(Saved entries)
________________

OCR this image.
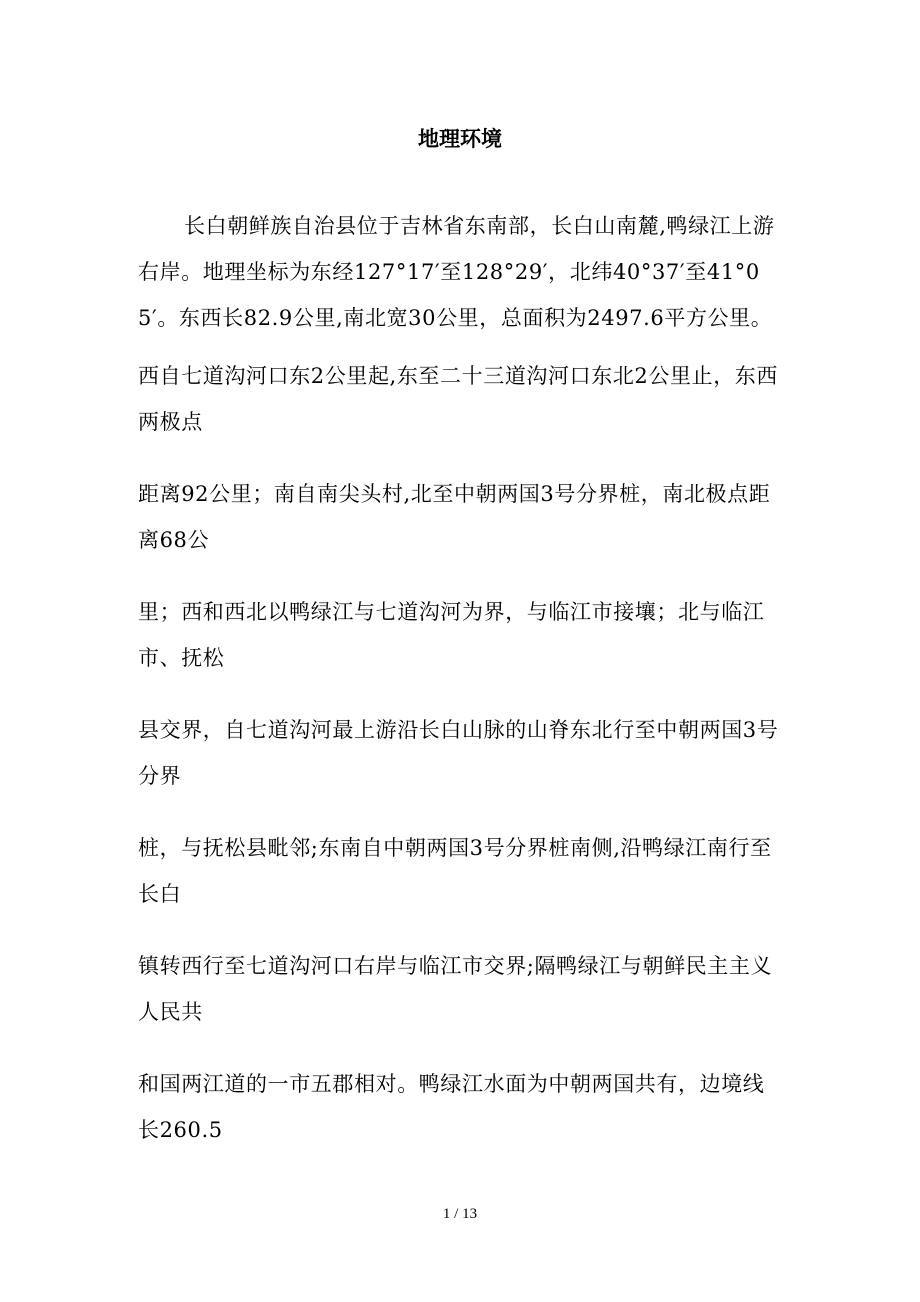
地理环境

长白朝鲜族自治县位于吉林省东南部，长白山南麓,鸭绿江上游
右岸。地理坐标为东经127°17′至128°29′，北纬40°37′至41°0
5′。东西长82.9公里,南北宽30公里，总面积为2497.6平方公里。

西自七道沟河口东2公里起,东至二十三道沟河口东北2公里止，东西
两极点

距离92公里；南自南尖头村,北至中朝两国3号分界桩，南北极点距
离68公

里；西和西北以鸭绿江与七道沟河为界，与临江市接壤；北与临江
市、抚松

县交界，自七道沟河最上游沿长白山脉的山脊东北行至中朝两国3号
分界

桩，与抚松县毗邻;东南自中朝两国3号分界桩南侧,沿鸭绿江南行至
长白

镇转西行至七道沟河口右岸与临江市交界;隔鸭绿江与朝鲜民主主义
人民共

和国两江道的一市五郡相对。鸭绿江水面为中朝两国共有，边境线
长260.5

1 / 13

________________

- Objective: Copy the whole of the material above exactly, but not its images.

- Result for this exercise:
OCR this image.
地理环境

长白朝鲜族自治县位于吉林省东南部，长白山南麓,鸭绿江上游
右岸。地理坐标为东经127°17′至128°29′，北纬40°37′至41°0
5′。东西长82.9公里,南北宽30公里，总面积为2497.6平方公里。

西自七道沟河口东2公里起,东至二十三道沟河口东北2公里止，东西
两极点

距离92公里；南自南尖头村,北至中朝两国3号分界桩，南北极点距
离68公

里；西和西北以鸭绿江与七道沟河为界，与临江市接壤；北与临江
市、抚松

县交界，自七道沟河最上游沿长白山脉的山脊东北行至中朝两国3号
分界

桩，与抚松县毗邻;东南自中朝两国3号分界桩南侧,沿鸭绿江南行至
长白

镇转西行至七道沟河口右岸与临江市交界;隔鸭绿江与朝鲜民主主义
人民共

和国两江道的一市五郡相对。鸭绿江水面为中朝两国共有，边境线
长260.5

1 / 13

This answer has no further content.